[Data extracted from a collection]
* BEGIN *
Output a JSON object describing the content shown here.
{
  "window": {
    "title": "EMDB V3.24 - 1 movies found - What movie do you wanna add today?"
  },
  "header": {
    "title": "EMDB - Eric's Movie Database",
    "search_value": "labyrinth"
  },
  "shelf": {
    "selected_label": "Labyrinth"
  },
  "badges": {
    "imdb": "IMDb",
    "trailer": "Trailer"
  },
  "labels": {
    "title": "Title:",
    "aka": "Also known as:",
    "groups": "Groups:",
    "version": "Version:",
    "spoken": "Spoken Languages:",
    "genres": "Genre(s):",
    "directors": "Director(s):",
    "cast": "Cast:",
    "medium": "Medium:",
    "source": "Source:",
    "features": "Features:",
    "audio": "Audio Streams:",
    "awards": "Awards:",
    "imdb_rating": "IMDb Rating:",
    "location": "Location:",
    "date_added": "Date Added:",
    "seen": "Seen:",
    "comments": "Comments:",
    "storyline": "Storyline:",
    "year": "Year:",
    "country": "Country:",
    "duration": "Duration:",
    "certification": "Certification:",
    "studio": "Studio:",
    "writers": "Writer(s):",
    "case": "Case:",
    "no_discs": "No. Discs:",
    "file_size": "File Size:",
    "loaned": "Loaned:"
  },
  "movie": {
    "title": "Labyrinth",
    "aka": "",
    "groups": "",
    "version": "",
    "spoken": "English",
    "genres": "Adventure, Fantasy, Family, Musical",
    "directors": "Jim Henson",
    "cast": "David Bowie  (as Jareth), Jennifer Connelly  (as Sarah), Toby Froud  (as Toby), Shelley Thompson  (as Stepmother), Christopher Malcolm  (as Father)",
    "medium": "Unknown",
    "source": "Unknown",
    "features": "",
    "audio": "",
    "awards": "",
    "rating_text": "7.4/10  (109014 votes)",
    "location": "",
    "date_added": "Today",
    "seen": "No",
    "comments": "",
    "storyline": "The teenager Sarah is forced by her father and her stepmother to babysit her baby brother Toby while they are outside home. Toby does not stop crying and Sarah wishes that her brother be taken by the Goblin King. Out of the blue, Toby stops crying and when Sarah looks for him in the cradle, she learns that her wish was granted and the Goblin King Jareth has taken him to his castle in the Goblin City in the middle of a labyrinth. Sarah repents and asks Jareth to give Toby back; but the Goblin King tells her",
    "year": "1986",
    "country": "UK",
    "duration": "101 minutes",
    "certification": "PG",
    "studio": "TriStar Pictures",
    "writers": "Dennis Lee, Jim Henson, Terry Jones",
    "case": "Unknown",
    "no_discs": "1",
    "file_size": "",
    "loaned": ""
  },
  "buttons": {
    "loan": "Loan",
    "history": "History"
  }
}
* END *
Print again each line of the listing above, exactly as it appears.

Output a JSON object describing the content shown here.
{
  "window": {
    "title": "EMDB V3.24 - 1 movies found - What movie do you wanna add today?"
  },
  "header": {
    "title": "EMDB - Eric's Movie Database",
    "search_value": "labyrinth"
  },
  "shelf": {
    "selected_label": "Labyrinth"
  },
  "badges": {
    "imdb": "IMDb",
    "trailer": "Trailer"
  },
  "labels": {
    "title": "Title:",
    "aka": "Also known as:",
    "groups": "Groups:",
    "version": "Version:",
    "spoken": "Spoken Languages:",
    "genres": "Genre(s):",
    "directors": "Director(s):",
    "cast": "Cast:",
    "medium": "Medium:",
    "source": "Source:",
    "features": "Features:",
    "audio": "Audio Streams:",
    "awards": "Awards:",
    "imdb_rating": "IMDb Rating:",
    "location": "Location:",
    "date_added": "Date Added:",
    "seen": "Seen:",
    "comments": "Comments:",
    "storyline": "Storyline:",
    "year": "Year:",
    "country": "Country:",
    "duration": "Duration:",
    "certification": "Certification:",
    "studio": "Studio:",
    "writers": "Writer(s):",
    "case": "Case:",
    "no_discs": "No. Discs:",
    "file_size": "File Size:",
    "loaned": "Loaned:"
  },
  "movie": {
    "title": "Labyrinth",
    "aka": "",
    "groups": "",
    "version": "",
    "spoken": "English",
    "genres": "Adventure, Fantasy, Family, Musical",
    "directors": "Jim Henson",
    "cast": "David Bowie  (as Jareth), Jennifer Connelly  (as Sarah), Toby Froud  (as Toby), Shelley Thompson  (as Stepmother), Christopher Malcolm  (as Father)",
    "medium": "Unknown",
    "source": "Unknown",
    "features": "",
    "audio": "",
    "awards": "",
    "rating_text": "7.4/10  (109014 votes)",
    "location": "",
    "date_added": "Today",
    "seen": "No",
    "comments": "",
    "storyline": "The teenager Sarah is forced by her father and her stepmother to babysit her baby brother Toby while they are outside home. Toby does not stop crying and Sarah wishes that her brother be taken by the Goblin King. Out of the blue, Toby stops crying and when Sarah looks for him in the cradle, she learns that her wish was granted and the Goblin King Jareth has taken him to his castle in the Goblin City in the middle of a labyrinth. Sarah repents and asks Jareth to give Toby back; but the Goblin King tells her",
    "year": "1986",
    "country": "UK",
    "duration": "101 minutes",
    "certification": "PG",
    "studio": "TriStar Pictures",
    "writers": "Dennis Lee, Jim Henson, Terry Jones",
    "case": "Unknown",
    "no_discs": "1",
    "file_size": "",
    "loaned": ""
  },
  "buttons": {
    "loan": "Loan",
    "history": "History"
  }
}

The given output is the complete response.